Copy down every line where the string "中十冶集团" shows up.

• **DATA SUPPLIED**:
========================

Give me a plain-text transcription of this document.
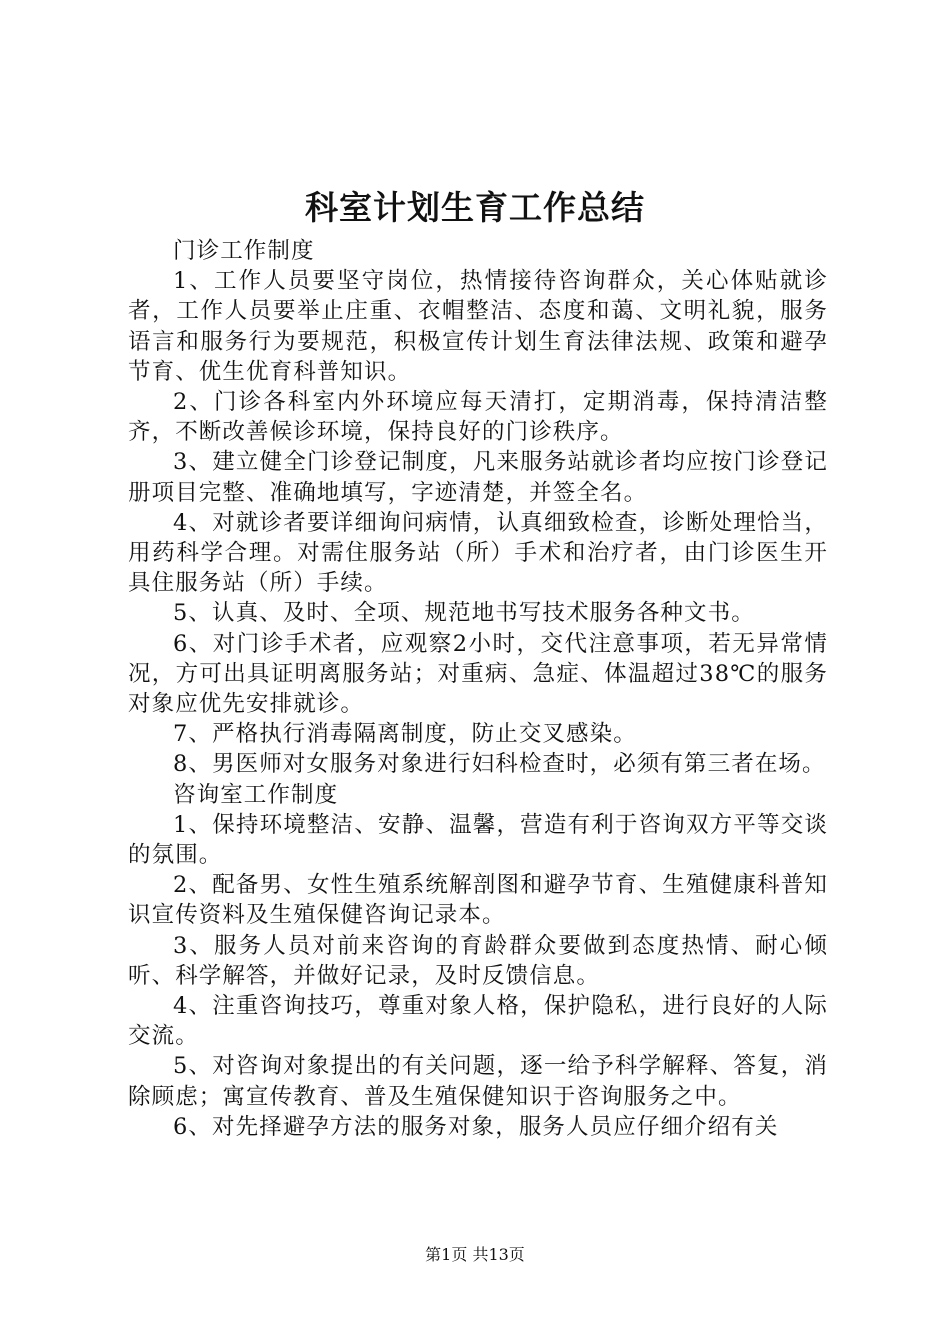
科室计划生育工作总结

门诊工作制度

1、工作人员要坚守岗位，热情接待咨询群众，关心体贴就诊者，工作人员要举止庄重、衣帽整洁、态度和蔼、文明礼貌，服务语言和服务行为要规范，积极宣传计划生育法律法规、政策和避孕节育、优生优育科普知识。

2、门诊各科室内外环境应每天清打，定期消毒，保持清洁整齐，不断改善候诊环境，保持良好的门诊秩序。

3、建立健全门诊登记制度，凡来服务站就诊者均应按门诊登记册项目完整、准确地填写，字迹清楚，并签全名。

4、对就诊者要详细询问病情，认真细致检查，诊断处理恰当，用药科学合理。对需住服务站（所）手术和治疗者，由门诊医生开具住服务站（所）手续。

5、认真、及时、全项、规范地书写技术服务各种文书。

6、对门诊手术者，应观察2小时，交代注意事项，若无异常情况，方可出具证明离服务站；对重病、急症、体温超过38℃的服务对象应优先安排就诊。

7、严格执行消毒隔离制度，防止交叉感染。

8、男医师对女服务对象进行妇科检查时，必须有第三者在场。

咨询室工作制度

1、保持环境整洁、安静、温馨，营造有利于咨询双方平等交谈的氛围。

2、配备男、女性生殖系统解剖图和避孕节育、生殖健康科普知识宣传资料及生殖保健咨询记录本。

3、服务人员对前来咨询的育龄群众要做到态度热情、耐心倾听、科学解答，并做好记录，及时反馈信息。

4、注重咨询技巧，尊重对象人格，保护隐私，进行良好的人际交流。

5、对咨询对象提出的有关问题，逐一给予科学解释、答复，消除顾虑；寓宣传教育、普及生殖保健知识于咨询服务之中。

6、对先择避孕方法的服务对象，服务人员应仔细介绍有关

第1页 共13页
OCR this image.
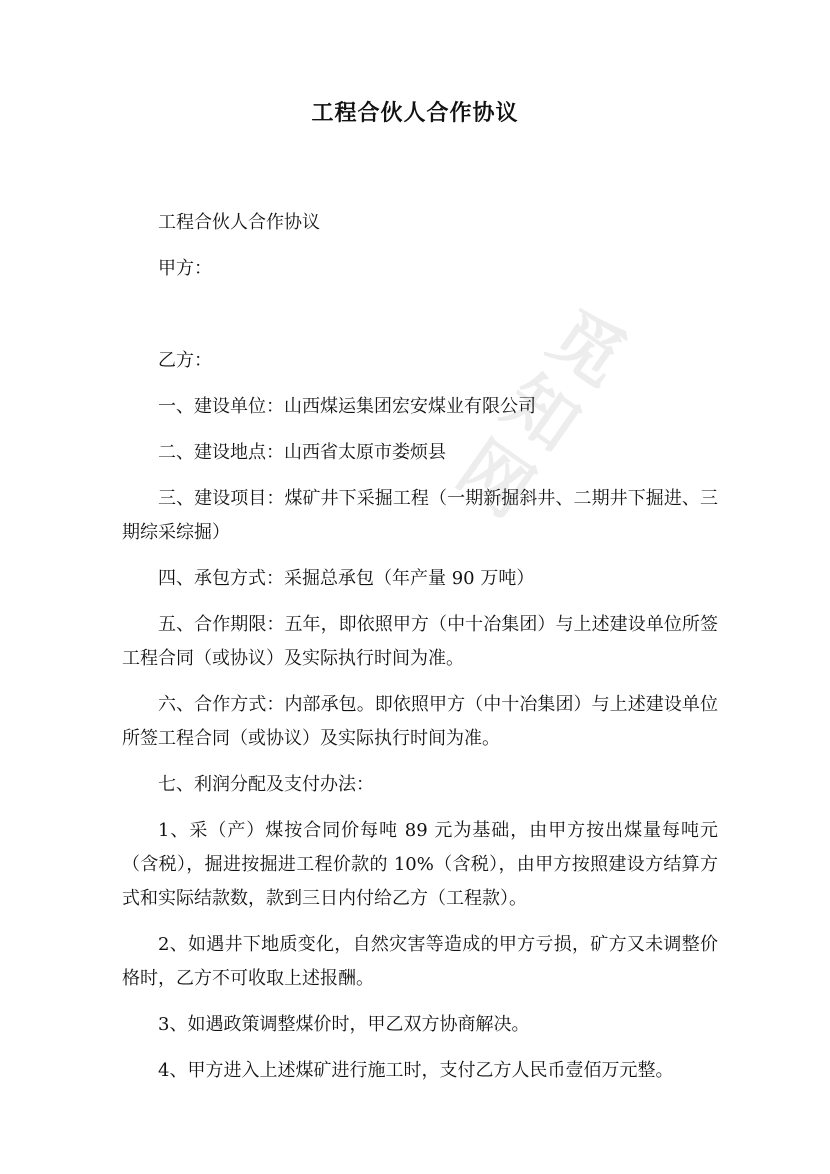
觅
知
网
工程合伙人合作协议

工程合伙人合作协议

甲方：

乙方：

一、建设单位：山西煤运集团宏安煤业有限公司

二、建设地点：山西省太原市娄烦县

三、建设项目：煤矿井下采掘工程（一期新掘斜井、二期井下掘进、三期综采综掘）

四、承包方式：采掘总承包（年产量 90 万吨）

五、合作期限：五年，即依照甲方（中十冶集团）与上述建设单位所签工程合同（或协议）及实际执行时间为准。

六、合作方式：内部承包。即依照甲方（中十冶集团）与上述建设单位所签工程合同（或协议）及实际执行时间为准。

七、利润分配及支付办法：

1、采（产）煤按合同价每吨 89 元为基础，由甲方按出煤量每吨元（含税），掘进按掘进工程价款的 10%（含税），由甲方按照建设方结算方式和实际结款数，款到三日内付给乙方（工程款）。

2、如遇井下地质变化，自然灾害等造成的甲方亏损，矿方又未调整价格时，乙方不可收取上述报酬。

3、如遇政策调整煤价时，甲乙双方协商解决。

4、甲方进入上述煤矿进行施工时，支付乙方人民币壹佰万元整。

========================

• **RIGHT ANSWER**:
五、合作期限：五年，即依照甲方（中十冶集团）与上述建设单位所签工程合同（或协议）及实际执行时间为准。
六、合作方式：内部承包。即依照甲方（中十冶集团）与上述建设单位所签工程合同（或协议）及实际执行时间为准。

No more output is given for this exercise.